### DATA RECORDS
========================================

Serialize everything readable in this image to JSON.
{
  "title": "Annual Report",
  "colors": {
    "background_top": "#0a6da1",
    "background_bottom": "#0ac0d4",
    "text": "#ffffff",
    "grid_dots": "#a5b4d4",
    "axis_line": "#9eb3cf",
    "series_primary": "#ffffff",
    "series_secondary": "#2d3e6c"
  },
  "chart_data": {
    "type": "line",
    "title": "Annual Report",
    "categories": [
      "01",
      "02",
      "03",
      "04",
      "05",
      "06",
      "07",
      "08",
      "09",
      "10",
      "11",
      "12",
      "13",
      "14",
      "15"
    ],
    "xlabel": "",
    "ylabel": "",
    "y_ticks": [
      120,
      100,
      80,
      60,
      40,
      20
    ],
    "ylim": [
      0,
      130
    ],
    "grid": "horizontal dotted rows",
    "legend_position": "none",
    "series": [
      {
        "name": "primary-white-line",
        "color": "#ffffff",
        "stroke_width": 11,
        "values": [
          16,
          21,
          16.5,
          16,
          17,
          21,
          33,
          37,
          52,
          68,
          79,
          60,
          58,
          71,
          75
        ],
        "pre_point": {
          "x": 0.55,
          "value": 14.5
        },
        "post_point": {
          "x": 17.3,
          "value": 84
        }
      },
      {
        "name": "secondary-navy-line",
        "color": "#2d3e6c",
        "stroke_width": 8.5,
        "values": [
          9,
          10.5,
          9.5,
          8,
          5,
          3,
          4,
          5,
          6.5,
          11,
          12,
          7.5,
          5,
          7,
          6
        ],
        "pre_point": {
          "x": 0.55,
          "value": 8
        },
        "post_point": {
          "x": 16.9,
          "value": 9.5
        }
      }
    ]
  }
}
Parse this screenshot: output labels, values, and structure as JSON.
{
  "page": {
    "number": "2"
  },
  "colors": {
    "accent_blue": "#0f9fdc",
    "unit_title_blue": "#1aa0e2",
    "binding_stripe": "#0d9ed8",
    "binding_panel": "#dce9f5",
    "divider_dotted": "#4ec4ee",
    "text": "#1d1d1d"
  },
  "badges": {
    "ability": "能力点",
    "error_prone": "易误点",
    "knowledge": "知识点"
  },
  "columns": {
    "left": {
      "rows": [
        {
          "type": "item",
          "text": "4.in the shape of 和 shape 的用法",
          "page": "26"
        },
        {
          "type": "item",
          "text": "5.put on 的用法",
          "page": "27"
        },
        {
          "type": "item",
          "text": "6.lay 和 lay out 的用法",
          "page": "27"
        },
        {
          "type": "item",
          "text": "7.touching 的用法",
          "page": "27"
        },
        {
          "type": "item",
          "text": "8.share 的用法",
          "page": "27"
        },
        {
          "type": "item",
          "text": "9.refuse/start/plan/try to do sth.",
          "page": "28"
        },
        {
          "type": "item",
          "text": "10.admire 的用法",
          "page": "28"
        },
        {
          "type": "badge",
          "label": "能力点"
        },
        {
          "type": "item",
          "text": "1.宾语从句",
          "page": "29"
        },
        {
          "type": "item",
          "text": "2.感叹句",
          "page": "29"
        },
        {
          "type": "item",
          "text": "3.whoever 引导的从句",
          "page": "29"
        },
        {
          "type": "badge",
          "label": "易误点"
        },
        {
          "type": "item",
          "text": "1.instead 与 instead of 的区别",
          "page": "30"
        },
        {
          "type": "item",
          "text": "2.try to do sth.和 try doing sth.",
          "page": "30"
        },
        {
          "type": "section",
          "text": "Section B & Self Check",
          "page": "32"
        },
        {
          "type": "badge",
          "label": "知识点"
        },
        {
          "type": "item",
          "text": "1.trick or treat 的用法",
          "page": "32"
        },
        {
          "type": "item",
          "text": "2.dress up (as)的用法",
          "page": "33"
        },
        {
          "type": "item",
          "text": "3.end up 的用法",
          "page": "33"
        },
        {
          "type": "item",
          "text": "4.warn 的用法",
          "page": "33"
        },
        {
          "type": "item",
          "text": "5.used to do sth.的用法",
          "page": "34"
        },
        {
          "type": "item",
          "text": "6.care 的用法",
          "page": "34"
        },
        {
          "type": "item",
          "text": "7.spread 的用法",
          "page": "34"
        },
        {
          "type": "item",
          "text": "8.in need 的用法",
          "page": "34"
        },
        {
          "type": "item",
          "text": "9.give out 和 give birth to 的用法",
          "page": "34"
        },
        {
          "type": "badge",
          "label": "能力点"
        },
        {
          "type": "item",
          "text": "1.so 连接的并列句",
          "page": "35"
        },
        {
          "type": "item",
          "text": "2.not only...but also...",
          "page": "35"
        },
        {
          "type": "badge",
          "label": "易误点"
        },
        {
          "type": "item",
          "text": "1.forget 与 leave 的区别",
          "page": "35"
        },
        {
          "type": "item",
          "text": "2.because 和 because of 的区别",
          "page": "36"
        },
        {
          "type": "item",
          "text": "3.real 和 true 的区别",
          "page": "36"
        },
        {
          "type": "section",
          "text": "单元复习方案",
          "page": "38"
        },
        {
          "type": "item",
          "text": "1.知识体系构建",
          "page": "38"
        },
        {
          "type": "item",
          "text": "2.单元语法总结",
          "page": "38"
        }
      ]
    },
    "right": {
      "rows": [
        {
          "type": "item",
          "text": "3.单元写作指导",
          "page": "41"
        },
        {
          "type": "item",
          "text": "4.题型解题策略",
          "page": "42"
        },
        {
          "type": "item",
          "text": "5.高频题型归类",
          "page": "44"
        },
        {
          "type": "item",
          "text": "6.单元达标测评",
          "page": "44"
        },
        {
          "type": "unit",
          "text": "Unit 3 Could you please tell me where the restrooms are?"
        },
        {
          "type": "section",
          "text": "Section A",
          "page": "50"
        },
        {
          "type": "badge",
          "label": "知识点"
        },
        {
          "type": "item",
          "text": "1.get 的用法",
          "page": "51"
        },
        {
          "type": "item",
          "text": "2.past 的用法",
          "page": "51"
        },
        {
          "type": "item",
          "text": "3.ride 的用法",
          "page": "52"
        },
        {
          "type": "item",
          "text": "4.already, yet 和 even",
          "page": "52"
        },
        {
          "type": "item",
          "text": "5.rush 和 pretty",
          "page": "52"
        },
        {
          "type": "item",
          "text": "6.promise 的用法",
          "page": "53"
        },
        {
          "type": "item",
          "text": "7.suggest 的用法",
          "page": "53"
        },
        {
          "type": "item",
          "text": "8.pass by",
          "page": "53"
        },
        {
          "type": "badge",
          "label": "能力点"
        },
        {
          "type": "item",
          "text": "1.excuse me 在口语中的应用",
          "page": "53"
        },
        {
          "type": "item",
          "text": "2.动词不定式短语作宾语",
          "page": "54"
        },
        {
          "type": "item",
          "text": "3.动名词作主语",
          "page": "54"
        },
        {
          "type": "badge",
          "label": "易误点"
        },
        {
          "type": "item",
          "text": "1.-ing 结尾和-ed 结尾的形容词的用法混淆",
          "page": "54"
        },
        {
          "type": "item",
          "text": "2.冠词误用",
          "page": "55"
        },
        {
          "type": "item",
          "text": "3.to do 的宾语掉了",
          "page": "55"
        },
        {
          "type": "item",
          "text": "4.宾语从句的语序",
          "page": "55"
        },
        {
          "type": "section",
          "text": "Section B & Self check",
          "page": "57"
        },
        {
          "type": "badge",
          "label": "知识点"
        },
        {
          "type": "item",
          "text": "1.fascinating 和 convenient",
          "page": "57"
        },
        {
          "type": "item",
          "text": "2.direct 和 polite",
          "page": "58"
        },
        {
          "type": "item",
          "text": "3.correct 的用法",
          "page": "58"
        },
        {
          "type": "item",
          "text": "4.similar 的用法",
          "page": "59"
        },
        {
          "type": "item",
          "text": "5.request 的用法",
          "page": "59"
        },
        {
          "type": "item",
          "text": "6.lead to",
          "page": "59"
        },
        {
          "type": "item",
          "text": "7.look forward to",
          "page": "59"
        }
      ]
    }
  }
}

========================================

### OBJECTIVE
Among the records above, find each line holding the string "Annual" and pull it out.

### IN RESPONSE
  "title": "Annual Report",
    "title": "Annual Report",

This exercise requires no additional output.